------ Dataset records ------

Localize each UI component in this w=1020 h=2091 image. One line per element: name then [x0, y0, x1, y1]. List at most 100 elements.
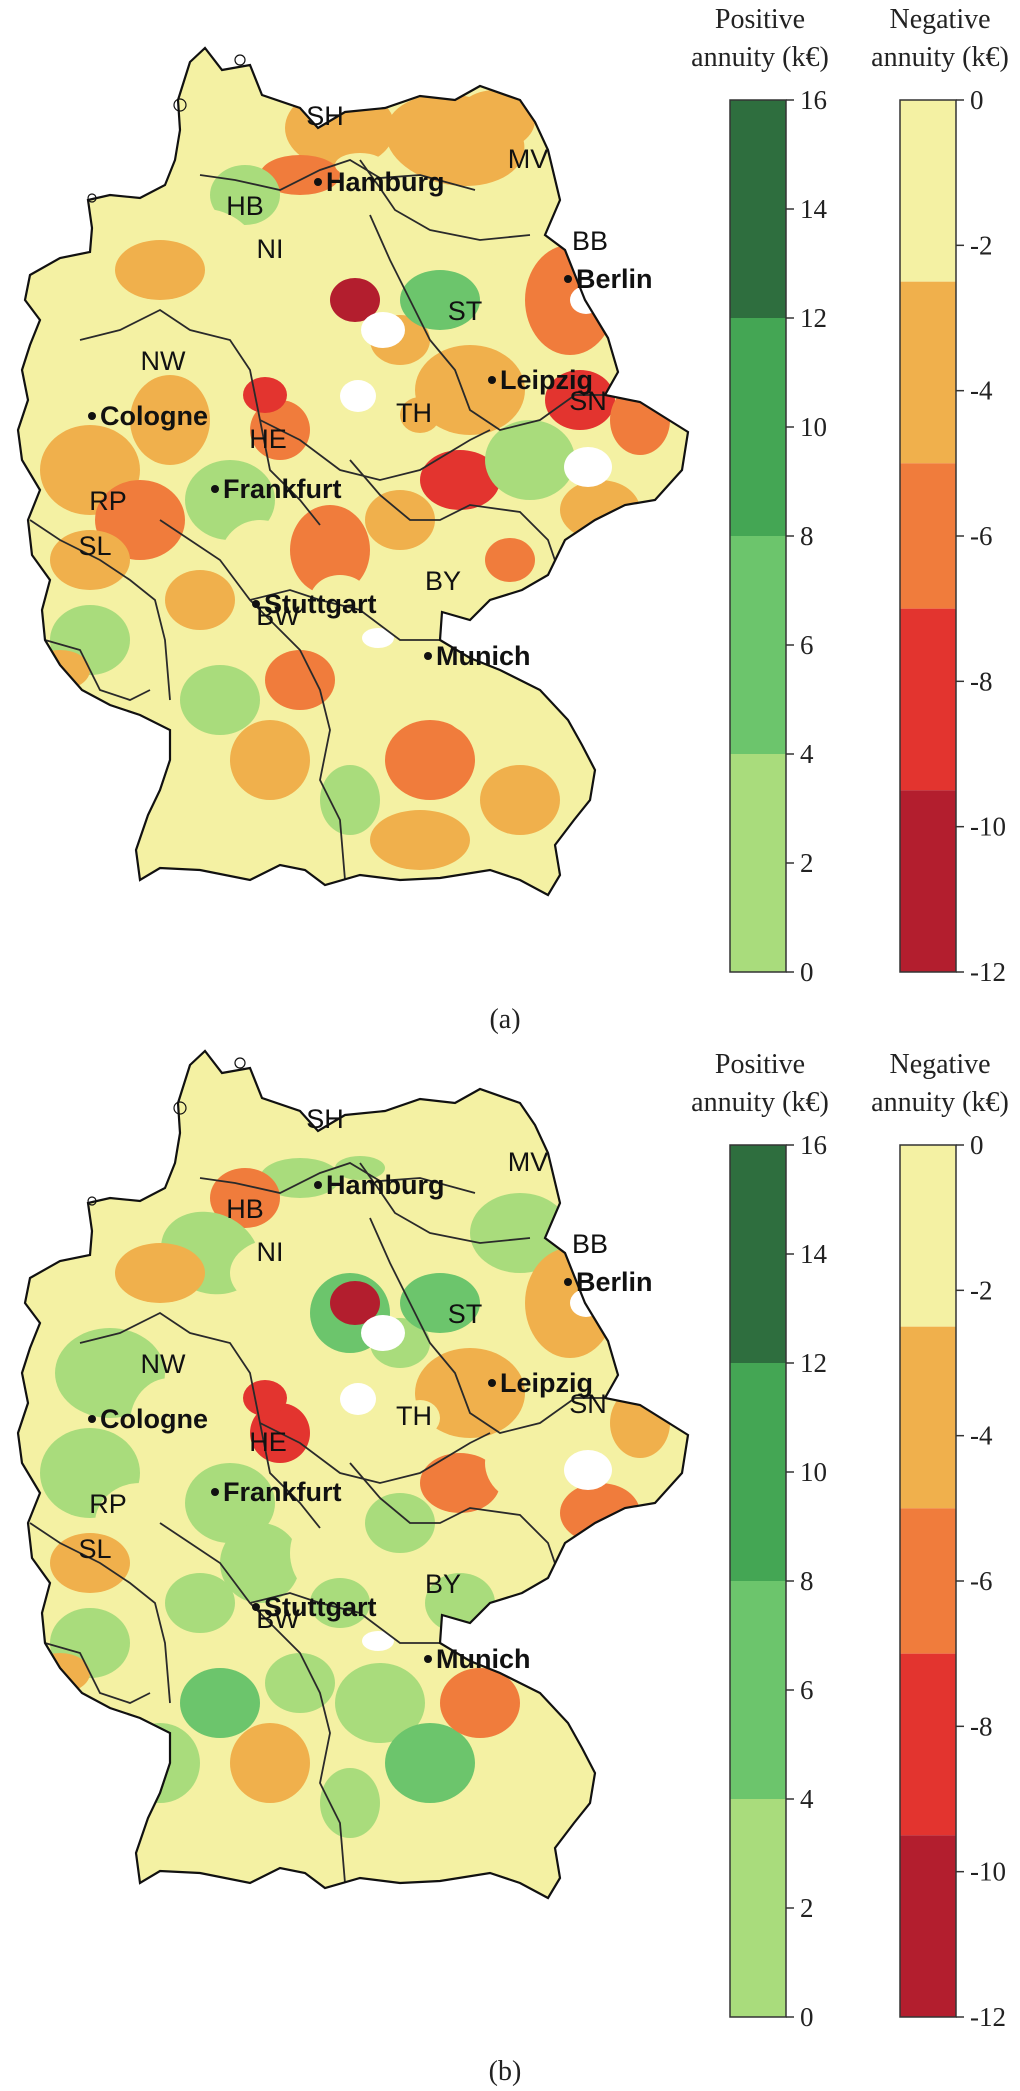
legend-negative-tick-label: -4	[970, 1421, 993, 1451]
legend-negative-tick-label: -10	[970, 812, 1006, 842]
legends-b: Positive annuity (k€) 16 14 12 10 8 6 4 2 0 Negativ…	[691, 1049, 1009, 2032]
country-outline	[16, 1049, 690, 1900]
state-label-th: TH	[396, 1401, 432, 1431]
city-label-berlin: Berlin	[576, 264, 653, 294]
legend-positive-tick-label: 10	[800, 412, 827, 442]
region-patch	[485, 1423, 575, 1503]
no-data-area	[54, 706, 90, 734]
no-data-area	[54, 1709, 90, 1737]
city-dot-frankfurt	[211, 1488, 219, 1496]
legend-negative-tick-label: -2	[970, 230, 993, 260]
legend-negative-band	[900, 100, 956, 282]
state-border	[199, 159, 476, 191]
no-data-area	[340, 1383, 376, 1415]
legend-negative-band	[900, 1653, 956, 1836]
city-label-hamburg: Hamburg	[326, 1170, 445, 1200]
city-label-frankfurt: Frankfurt	[223, 474, 342, 504]
region-patch	[330, 278, 380, 322]
state-border	[349, 1462, 561, 1579]
legend-positive-title-2: annuity (k€)	[691, 42, 829, 73]
state-label-bw: BW	[256, 601, 300, 631]
no-data-area	[362, 1631, 394, 1651]
city-dot-cologne	[88, 412, 96, 420]
region-patch	[560, 1483, 640, 1543]
region-patch	[55, 1328, 165, 1418]
legend-negative-tick-label: -8	[970, 666, 993, 696]
city-label-cologne: Cologne	[100, 1404, 208, 1434]
region-patch	[290, 505, 370, 595]
city-dot-hamburg	[314, 178, 322, 186]
region-patch	[30, 650, 90, 690]
region-patch	[365, 1493, 435, 1553]
region-patch	[400, 1400, 440, 1436]
region-patch	[230, 720, 310, 800]
city-dot-leipzig	[488, 1379, 496, 1387]
island	[234, 1057, 246, 1069]
region-patch	[320, 1768, 380, 1838]
region-patch	[385, 1723, 475, 1803]
region-patch	[370, 810, 470, 870]
legend-positive-tick-label: 8	[800, 1566, 814, 1596]
state-border	[369, 214, 605, 431]
legend-positive-tick-label: 16	[800, 1130, 827, 1160]
city-dot-berlin	[564, 275, 572, 283]
germany-map-a: SH HB NI MV BB ST NW HE TH SN RP SL BW BY Hamburg Berli…	[16, 46, 690, 897]
state-label-sl: SL	[78, 1534, 111, 1564]
region-patch	[365, 490, 435, 550]
region-patch	[165, 570, 235, 630]
region-patch	[30, 1653, 90, 1693]
panel-a: SH HB NI MV BB ST NW HE TH SN RP SL BW BY Hamburg Berli…	[0, 0, 1020, 1045]
legend-negative-tick-label: -2	[970, 1275, 993, 1305]
state-label-by: BY	[425, 566, 461, 596]
panel-a-figure: SH HB NI MV BB ST NW HE TH SN RP SL BW BY Hamburg Berli…	[16, 4, 1009, 1035]
panel-b-figure: SH HB NI MV BB ST NW HE TH SN RP SL BW BY Hamburg Berli…	[16, 1049, 1009, 2087]
legend-negative-band	[900, 608, 956, 791]
region-patch	[415, 1348, 525, 1438]
legend-positive-tick-label: 4	[800, 739, 814, 769]
region-patch	[290, 1508, 370, 1598]
region-patch	[230, 1238, 330, 1308]
legend-positive-band	[730, 100, 786, 318]
region-patch	[420, 450, 500, 510]
legend-positive-tick-label: 0	[800, 2002, 814, 2032]
state-border	[259, 419, 491, 481]
legend-positive-band	[730, 754, 786, 972]
city-label-stuttgart: Stuttgart	[264, 1592, 376, 1622]
region-patch	[55, 325, 165, 415]
state-border	[249, 1592, 440, 1644]
region-patch	[130, 375, 210, 465]
city-dot-hamburg	[314, 1181, 322, 1189]
city-dot-cologne	[88, 1415, 96, 1423]
region-patch	[480, 1768, 560, 1838]
city-label-hamburg: Hamburg	[326, 167, 445, 197]
state-label-sh: SH	[306, 101, 344, 131]
state-label-mv: MV	[508, 1147, 549, 1177]
state-border	[159, 519, 346, 881]
no-data-area	[340, 380, 376, 412]
state-label-st: ST	[448, 1299, 483, 1329]
state-border	[199, 1162, 476, 1194]
legend-positive-tick-label: 12	[800, 1348, 827, 1378]
region-patch	[115, 240, 205, 300]
legend-positive-tick-label: 6	[800, 1675, 814, 1705]
legend-positive-tick-label: 6	[800, 630, 814, 660]
region-patch	[385, 720, 475, 800]
no-data-area	[564, 447, 612, 487]
city-dot-stuttgart	[252, 600, 260, 608]
city-dot-munich	[424, 652, 432, 660]
legend-negative-tick-label: 0	[970, 1130, 984, 1160]
legend-positive-tick-label: 2	[800, 1893, 814, 1923]
region-patch	[560, 480, 640, 540]
region-patch	[180, 800, 280, 860]
region-patch	[440, 665, 520, 735]
state-border	[79, 308, 321, 526]
island	[173, 1101, 187, 1115]
state-label-rp: RP	[89, 1489, 127, 1519]
state-border	[29, 1522, 171, 1704]
region-patch	[420, 1453, 500, 1513]
region-patch	[545, 1373, 615, 1433]
state-label-rp: RP	[89, 486, 127, 516]
state-label-sh: SH	[306, 1104, 344, 1134]
legend-positive-title-1: Positive	[715, 4, 805, 35]
panel-caption: (b)	[489, 2056, 522, 2087]
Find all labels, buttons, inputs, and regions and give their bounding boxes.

------

(What is expected): Could you write out all of the lines above again, switching "bounding boxes" to "coordinates" and keeping everything else the same? Leave the pictures out.

(Problem solution):
Localize each UI component in this w=1020 h=2091 image. One line per element: name then [x0, y0, x1, y1]. List at most 100 elements.
legend-negative-tick-label: -4	[970, 1421, 993, 1451]
legend-negative-tick-label: -10	[970, 812, 1006, 842]
legends-b: Positive annuity (k€) 16 14 12 10 8 6 4 2 0 Negativ…	[691, 1049, 1009, 2032]
country-outline	[16, 1049, 690, 1900]
state-label-th: TH	[396, 1401, 432, 1431]
city-label-berlin: Berlin	[576, 264, 653, 294]
legend-positive-tick-label: 10	[800, 412, 827, 442]
region-patch	[485, 1423, 575, 1503]
no-data-area	[54, 706, 90, 734]
no-data-area	[54, 1709, 90, 1737]
city-dot-frankfurt	[211, 1488, 219, 1496]
legend-negative-tick-label: -2	[970, 230, 993, 260]
legend-negative-band	[900, 100, 956, 282]
state-border	[199, 159, 476, 191]
no-data-area	[340, 1383, 376, 1415]
legend-negative-band	[900, 1653, 956, 1836]
city-label-hamburg: Hamburg	[326, 1170, 445, 1200]
city-label-frankfurt: Frankfurt	[223, 474, 342, 504]
region-patch	[330, 278, 380, 322]
state-border	[349, 1462, 561, 1579]
legend-positive-title-2: annuity (k€)	[691, 42, 829, 73]
state-label-bw: BW	[256, 601, 300, 631]
no-data-area	[362, 1631, 394, 1651]
city-dot-cologne	[88, 412, 96, 420]
region-patch	[560, 1483, 640, 1543]
region-patch	[55, 1328, 165, 1418]
legend-negative-tick-label: -8	[970, 666, 993, 696]
city-label-cologne: Cologne	[100, 1404, 208, 1434]
region-patch	[290, 505, 370, 595]
city-dot-hamburg	[314, 178, 322, 186]
region-patch	[30, 650, 90, 690]
region-patch	[365, 1493, 435, 1553]
region-patch	[400, 1400, 440, 1436]
region-patch	[230, 720, 310, 800]
city-dot-leipzig	[488, 1379, 496, 1387]
island	[234, 1057, 246, 1069]
region-patch	[320, 1768, 380, 1838]
region-patch	[385, 1723, 475, 1803]
region-patch	[370, 810, 470, 870]
legend-positive-tick-label: 8	[800, 1566, 814, 1596]
state-border	[369, 214, 605, 431]
legend-positive-tick-label: 16	[800, 1130, 827, 1160]
city-dot-berlin	[564, 275, 572, 283]
germany-map-a: SH HB NI MV BB ST NW HE TH SN RP SL BW BY Hamburg Berli…	[16, 46, 690, 897]
state-label-sl: SL	[78, 1534, 111, 1564]
region-patch	[365, 490, 435, 550]
region-patch	[165, 570, 235, 630]
region-patch	[30, 1653, 90, 1693]
panel-a: SH HB NI MV BB ST NW HE TH SN RP SL BW BY Hamburg Berli…	[0, 0, 1020, 1045]
legend-negative-tick-label: -2	[970, 1275, 993, 1305]
state-label-by: BY	[425, 566, 461, 596]
panel-a-figure: SH HB NI MV BB ST NW HE TH SN RP SL BW BY Hamburg Berli…	[16, 4, 1009, 1035]
panel-b-figure: SH HB NI MV BB ST NW HE TH SN RP SL BW BY Hamburg Berli…	[16, 1049, 1009, 2087]
legend-negative-band	[900, 608, 956, 791]
region-patch	[415, 1348, 525, 1438]
legend-positive-tick-label: 4	[800, 739, 814, 769]
region-patch	[290, 1508, 370, 1598]
region-patch	[230, 1238, 330, 1308]
legend-positive-band	[730, 100, 786, 318]
region-patch	[420, 450, 500, 510]
legend-positive-tick-label: 0	[800, 2002, 814, 2032]
state-border	[259, 419, 491, 481]
legend-positive-band	[730, 754, 786, 972]
city-label-stuttgart: Stuttgart	[264, 1592, 376, 1622]
region-patch	[55, 325, 165, 415]
state-border	[249, 1592, 440, 1644]
region-patch	[130, 375, 210, 465]
city-dot-hamburg	[314, 1181, 322, 1189]
city-dot-cologne	[88, 1415, 96, 1423]
region-patch	[480, 1768, 560, 1838]
city-label-hamburg: Hamburg	[326, 167, 445, 197]
state-label-sh: SH	[306, 101, 344, 131]
state-label-mv: MV	[508, 1147, 549, 1177]
state-border	[159, 519, 346, 881]
no-data-area	[340, 380, 376, 412]
state-label-st: ST	[448, 1299, 483, 1329]
state-border	[199, 1162, 476, 1194]
legend-positive-tick-label: 12	[800, 1348, 827, 1378]
region-patch	[115, 240, 205, 300]
legend-positive-tick-label: 6	[800, 1675, 814, 1705]
legend-positive-tick-label: 6	[800, 630, 814, 660]
region-patch	[385, 720, 475, 800]
no-data-area	[564, 447, 612, 487]
city-dot-stuttgart	[252, 600, 260, 608]
city-dot-munich	[424, 652, 432, 660]
legend-negative-tick-label: 0	[970, 1130, 984, 1160]
legend-positive-tick-label: 2	[800, 1893, 814, 1923]
region-patch	[560, 480, 640, 540]
region-patch	[180, 800, 280, 860]
region-patch	[440, 665, 520, 735]
state-border	[79, 308, 321, 526]
island	[173, 1101, 187, 1115]
state-label-rp: RP	[89, 1489, 127, 1519]
state-border	[29, 1522, 171, 1704]
region-patch	[420, 1453, 500, 1513]
region-patch	[545, 1373, 615, 1433]
state-label-rp: RP	[89, 486, 127, 516]
state-label-sh: SH	[306, 1104, 344, 1134]
legend-positive-title-1: Positive	[715, 4, 805, 35]
panel-caption: (b)	[489, 2056, 522, 2087]
Find all labels, buttons, inputs, and regions and give their coordinates.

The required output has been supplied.